• PROBLEM TO SOLVE: Copy everything in the listing below word for word, apart from any images.

________________________________________

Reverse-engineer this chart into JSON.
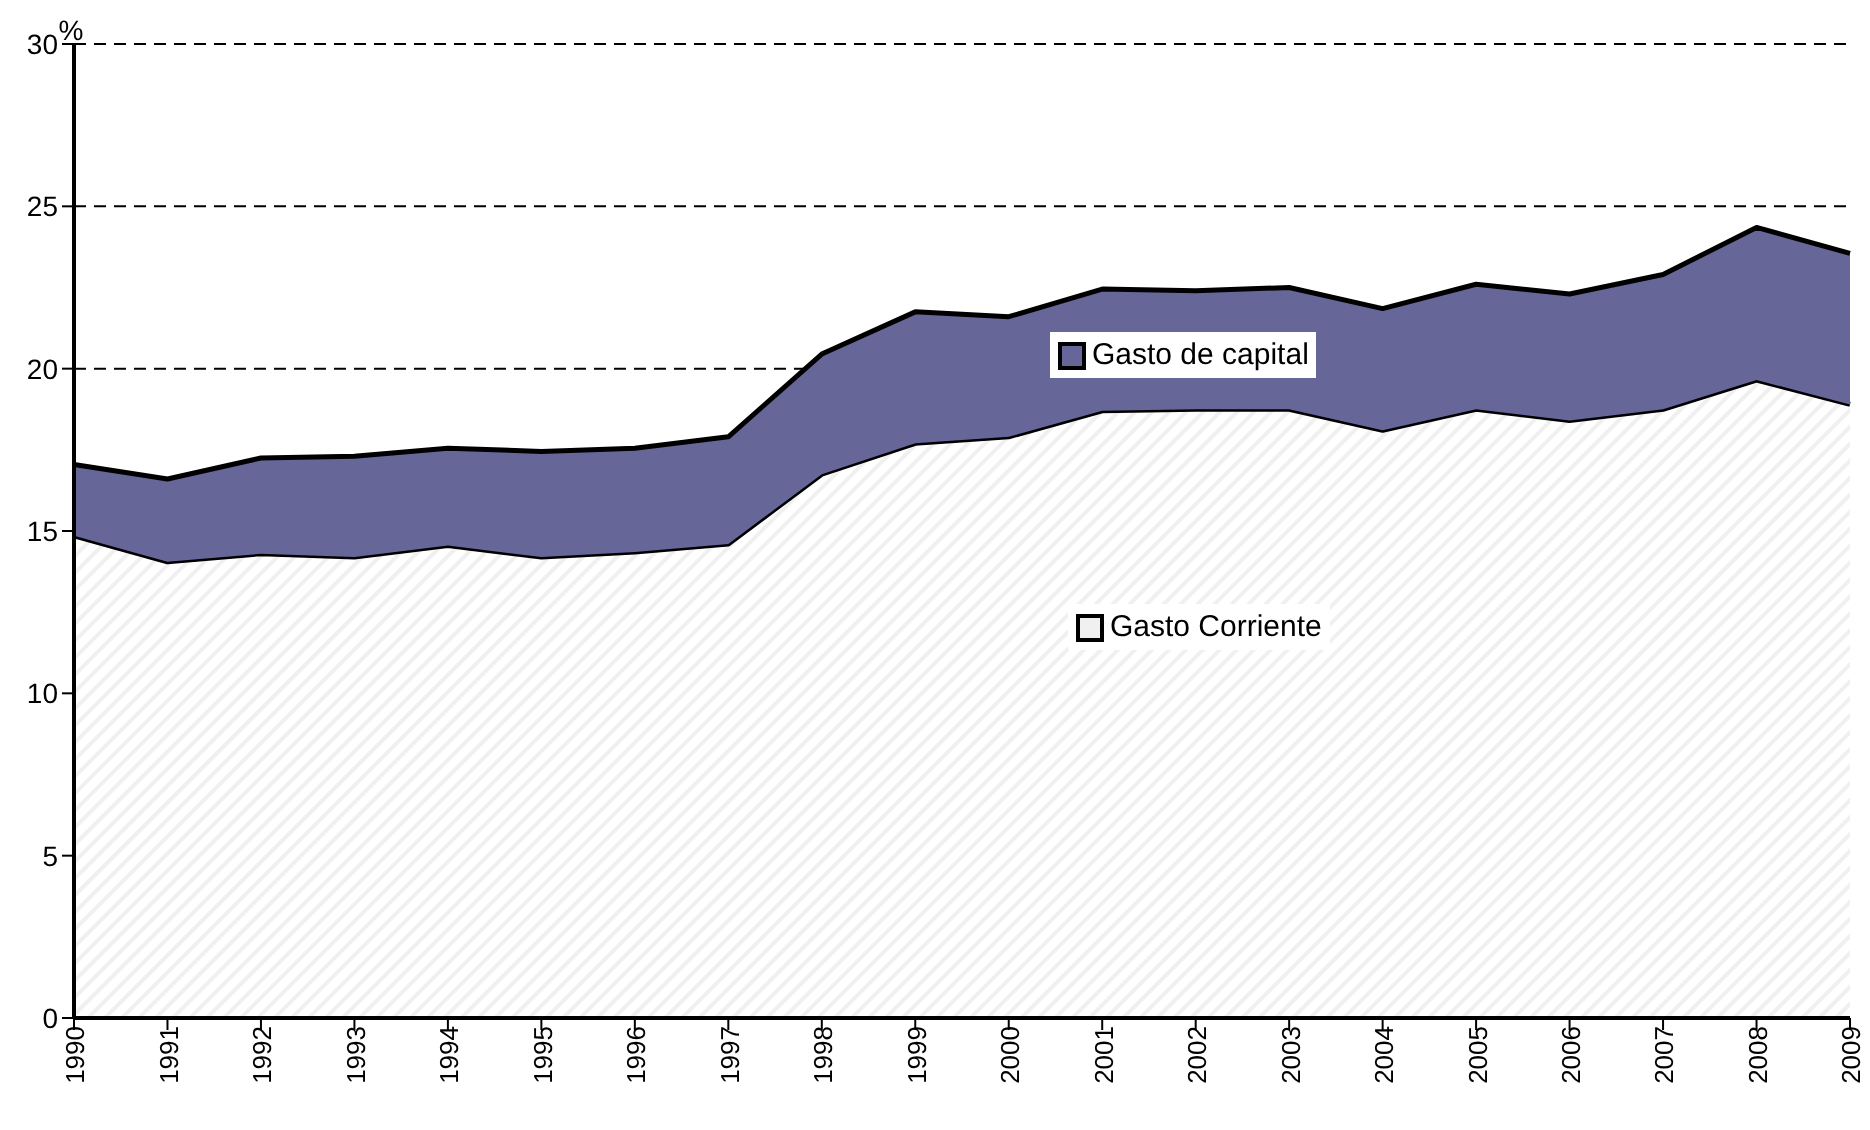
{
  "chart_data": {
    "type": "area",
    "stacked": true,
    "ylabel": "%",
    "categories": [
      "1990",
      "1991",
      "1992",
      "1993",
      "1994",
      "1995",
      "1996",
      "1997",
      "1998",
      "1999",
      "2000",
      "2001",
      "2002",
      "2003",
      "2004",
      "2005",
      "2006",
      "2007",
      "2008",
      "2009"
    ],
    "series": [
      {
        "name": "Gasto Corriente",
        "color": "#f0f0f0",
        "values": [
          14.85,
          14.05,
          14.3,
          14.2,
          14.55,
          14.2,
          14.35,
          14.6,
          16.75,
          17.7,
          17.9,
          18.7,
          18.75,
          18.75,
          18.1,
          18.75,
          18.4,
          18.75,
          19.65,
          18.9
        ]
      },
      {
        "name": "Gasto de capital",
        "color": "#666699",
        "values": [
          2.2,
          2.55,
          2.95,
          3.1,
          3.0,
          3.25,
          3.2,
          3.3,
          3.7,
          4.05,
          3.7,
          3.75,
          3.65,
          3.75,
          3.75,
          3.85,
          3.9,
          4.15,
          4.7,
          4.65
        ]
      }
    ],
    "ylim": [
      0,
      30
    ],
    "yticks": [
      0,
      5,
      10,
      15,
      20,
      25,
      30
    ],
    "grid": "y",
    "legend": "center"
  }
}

________________________________________

• EXERCISE SOLUTION:
Reverse-engineer this chart into JSON.
{
  "chart_data": {
    "type": "area",
    "stacked": true,
    "ylabel": "%",
    "categories": [
      "1990",
      "1991",
      "1992",
      "1993",
      "1994",
      "1995",
      "1996",
      "1997",
      "1998",
      "1999",
      "2000",
      "2001",
      "2002",
      "2003",
      "2004",
      "2005",
      "2006",
      "2007",
      "2008",
      "2009"
    ],
    "series": [
      {
        "name": "Gasto Corriente",
        "color": "#f0f0f0",
        "values": [
          14.85,
          14.05,
          14.3,
          14.2,
          14.55,
          14.2,
          14.35,
          14.6,
          16.75,
          17.7,
          17.9,
          18.7,
          18.75,
          18.75,
          18.1,
          18.75,
          18.4,
          18.75,
          19.65,
          18.9
        ]
      },
      {
        "name": "Gasto de capital",
        "color": "#666699",
        "values": [
          2.2,
          2.55,
          2.95,
          3.1,
          3.0,
          3.25,
          3.2,
          3.3,
          3.7,
          4.05,
          3.7,
          3.75,
          3.65,
          3.75,
          3.75,
          3.85,
          3.9,
          4.15,
          4.7,
          4.65
        ]
      }
    ],
    "ylim": [
      0,
      30
    ],
    "yticks": [
      0,
      5,
      10,
      15,
      20,
      25,
      30
    ],
    "grid": "y",
    "legend": "center"
  }
}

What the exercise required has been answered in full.